BEGIN Supplied data

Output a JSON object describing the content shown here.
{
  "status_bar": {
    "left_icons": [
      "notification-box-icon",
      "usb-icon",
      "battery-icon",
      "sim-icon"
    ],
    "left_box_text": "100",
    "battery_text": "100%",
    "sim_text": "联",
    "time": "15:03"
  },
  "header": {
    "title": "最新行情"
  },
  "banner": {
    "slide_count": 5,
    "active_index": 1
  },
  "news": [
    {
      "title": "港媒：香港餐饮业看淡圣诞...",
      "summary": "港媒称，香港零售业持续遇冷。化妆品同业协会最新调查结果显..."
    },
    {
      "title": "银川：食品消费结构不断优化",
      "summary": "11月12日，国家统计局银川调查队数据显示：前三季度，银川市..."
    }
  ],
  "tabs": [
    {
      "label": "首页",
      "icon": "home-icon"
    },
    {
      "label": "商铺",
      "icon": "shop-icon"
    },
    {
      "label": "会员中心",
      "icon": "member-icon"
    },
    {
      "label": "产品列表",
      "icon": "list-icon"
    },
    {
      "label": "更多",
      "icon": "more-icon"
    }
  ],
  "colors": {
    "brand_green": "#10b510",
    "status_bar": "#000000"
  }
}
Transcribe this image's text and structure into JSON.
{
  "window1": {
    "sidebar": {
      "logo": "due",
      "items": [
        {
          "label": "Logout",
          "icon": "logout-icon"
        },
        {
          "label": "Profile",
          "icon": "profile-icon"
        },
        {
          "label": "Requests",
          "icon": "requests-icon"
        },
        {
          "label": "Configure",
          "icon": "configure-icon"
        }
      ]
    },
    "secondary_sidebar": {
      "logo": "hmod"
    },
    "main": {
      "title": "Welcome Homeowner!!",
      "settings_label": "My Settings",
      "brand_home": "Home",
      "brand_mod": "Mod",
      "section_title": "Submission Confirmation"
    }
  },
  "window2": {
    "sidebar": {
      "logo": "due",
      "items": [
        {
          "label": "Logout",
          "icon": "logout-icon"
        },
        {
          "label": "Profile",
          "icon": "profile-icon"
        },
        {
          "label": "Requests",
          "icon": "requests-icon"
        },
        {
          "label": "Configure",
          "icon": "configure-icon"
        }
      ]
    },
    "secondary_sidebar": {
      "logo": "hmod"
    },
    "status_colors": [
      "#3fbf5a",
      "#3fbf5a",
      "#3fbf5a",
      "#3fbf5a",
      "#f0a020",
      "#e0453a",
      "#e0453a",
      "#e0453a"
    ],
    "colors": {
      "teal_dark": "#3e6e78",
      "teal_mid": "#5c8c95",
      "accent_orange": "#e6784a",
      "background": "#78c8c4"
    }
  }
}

END Supplied data

Return the full listing, character for character.

- **Result of the exercise**
Output a JSON object describing the content shown here.
{
  "status_bar": {
    "left_icons": [
      "notification-box-icon",
      "usb-icon",
      "battery-icon",
      "sim-icon"
    ],
    "left_box_text": "100",
    "battery_text": "100%",
    "sim_text": "联",
    "time": "15:03"
  },
  "header": {
    "title": "最新行情"
  },
  "banner": {
    "slide_count": 5,
    "active_index": 1
  },
  "news": [
    {
      "title": "港媒：香港餐饮业看淡圣诞...",
      "summary": "港媒称，香港零售业持续遇冷。化妆品同业协会最新调查结果显..."
    },
    {
      "title": "银川：食品消费结构不断优化",
      "summary": "11月12日，国家统计局银川调查队数据显示：前三季度，银川市..."
    }
  ],
  "tabs": [
    {
      "label": "首页",
      "icon": "home-icon"
    },
    {
      "label": "商铺",
      "icon": "shop-icon"
    },
    {
      "label": "会员中心",
      "icon": "member-icon"
    },
    {
      "label": "产品列表",
      "icon": "list-icon"
    },
    {
      "label": "更多",
      "icon": "more-icon"
    }
  ],
  "colors": {
    "brand_green": "#10b510",
    "status_bar": "#000000"
  }
}
Transcribe this image's text and structure into JSON.
{
  "window1": {
    "sidebar": {
      "logo": "due",
      "items": [
        {
          "label": "Logout",
          "icon": "logout-icon"
        },
        {
          "label": "Profile",
          "icon": "profile-icon"
        },
        {
          "label": "Requests",
          "icon": "requests-icon"
        },
        {
          "label": "Configure",
          "icon": "configure-icon"
        }
      ]
    },
    "secondary_sidebar": {
      "logo": "hmod"
    },
    "main": {
      "title": "Welcome Homeowner!!",
      "settings_label": "My Settings",
      "brand_home": "Home",
      "brand_mod": "Mod",
      "section_title": "Submission Confirmation"
    }
  },
  "window2": {
    "sidebar": {
      "logo": "due",
      "items": [
        {
          "label": "Logout",
          "icon": "logout-icon"
        },
        {
          "label": "Profile",
          "icon": "profile-icon"
        },
        {
          "label": "Requests",
          "icon": "requests-icon"
        },
        {
          "label": "Configure",
          "icon": "configure-icon"
        }
      ]
    },
    "secondary_sidebar": {
      "logo": "hmod"
    },
    "status_colors": [
      "#3fbf5a",
      "#3fbf5a",
      "#3fbf5a",
      "#3fbf5a",
      "#f0a020",
      "#e0453a",
      "#e0453a",
      "#e0453a"
    ],
    "colors": {
      "teal_dark": "#3e6e78",
      "teal_mid": "#5c8c95",
      "accent_orange": "#e6784a",
      "background": "#78c8c4"
    }
  }
}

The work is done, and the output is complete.